**Selection:**
--------

Yes the crisis can be resolved and fast. No WMD in Iraq, no WMD in Zimbabwe. We now need to turn our attention to a nation crying out for our help, where not only the indigenous Zimbabweans are under threat and suffering, but so too are MANY British nationals. It is now time for the Blair government to step in and do something about Zimbabwe, whether that is putting more pressure on SA and other surrounding countries to talk to Mugabe, or to directly send in UN peace keeping forces and aid. Mugabe either way has to go, now.
Vince, UK

The next thing we shall hear is that the UN is begging member countries to volunteer troops to keep a non existing peace in Zimbabwe
Pascal Bessong, France
This is the time for those African leaders who carry some international respect such as Mr Thabo Mbeki and Olusegun Obasanjo to stand up and speak for the common Zimbabwean. When this is done Mr Mugabe will no longer have the excuse that MDC is foreign driven. And where are the AU and the UN? Where are your conflict prevention strategies? The next thing we shall hear is that the UN is begging member countries to volunteer troops to keep a non existing peace in Zimbabwe.
Pascal Bessong, France

The situation in my country is desperate and to have Mugabe and Tsvangirai on different sides of the political divide does not help the situation at all. Both have an insatiable desire for power at the detriment of the country. Look at how Tsvangirai has been calling for sanctions and his never ending stay-aways, and how Mugabe has stubbornly refused to step down although it is apparent that he is senile and no longer fit to manage the country. Zimbabwe's hopes lies in anew breed of politicians who are willing to listen to wise counsel.
Aaroniv Chemvurasky, Zimbabwe

If Tsvangirai is on charge of treason, he must be dealt with by the court. Being a leader of the opposition does not exempt him from being charged and arrested. Everybody must be obedient to the rule of law. As long as the British interfere in Zimbabwe's internal affairs, the chance to resolve the problem in Zimbabwe will be affected.
Eric, UK

The MDC should be working on grass-roots support right now
Munya, Zimbabwe
We have parliamentary elections soon so the MDC should be working on grass-roots support right now rather than just waste time clamouring for power. They will lose the parliamentary elections again if they are not careful. Zimbabwe is not just Harare and Bulawayo.
Munya, Zimbabwe

The problem is that the people of Zimbabwe do not have the passion to defend democracy and demand good governance. Until the people are willing to unite against abuse of power and bad governance, nothing will change. While people accept corruption as being part of the way of life, leaders like Mugabe thrive.

--------

**Stored data:**
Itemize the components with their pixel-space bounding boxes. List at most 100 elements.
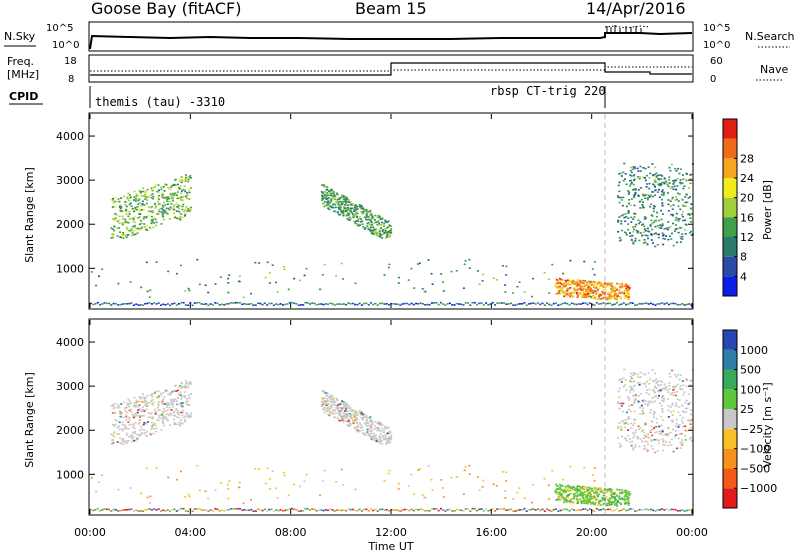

--------

**Aim:** In the comments on Zimbabwe, which two African leaders does the writer from France name as carrying international respect?

**Solution to the problem:** Thabo Mbeki and Olusegun Obasanjo.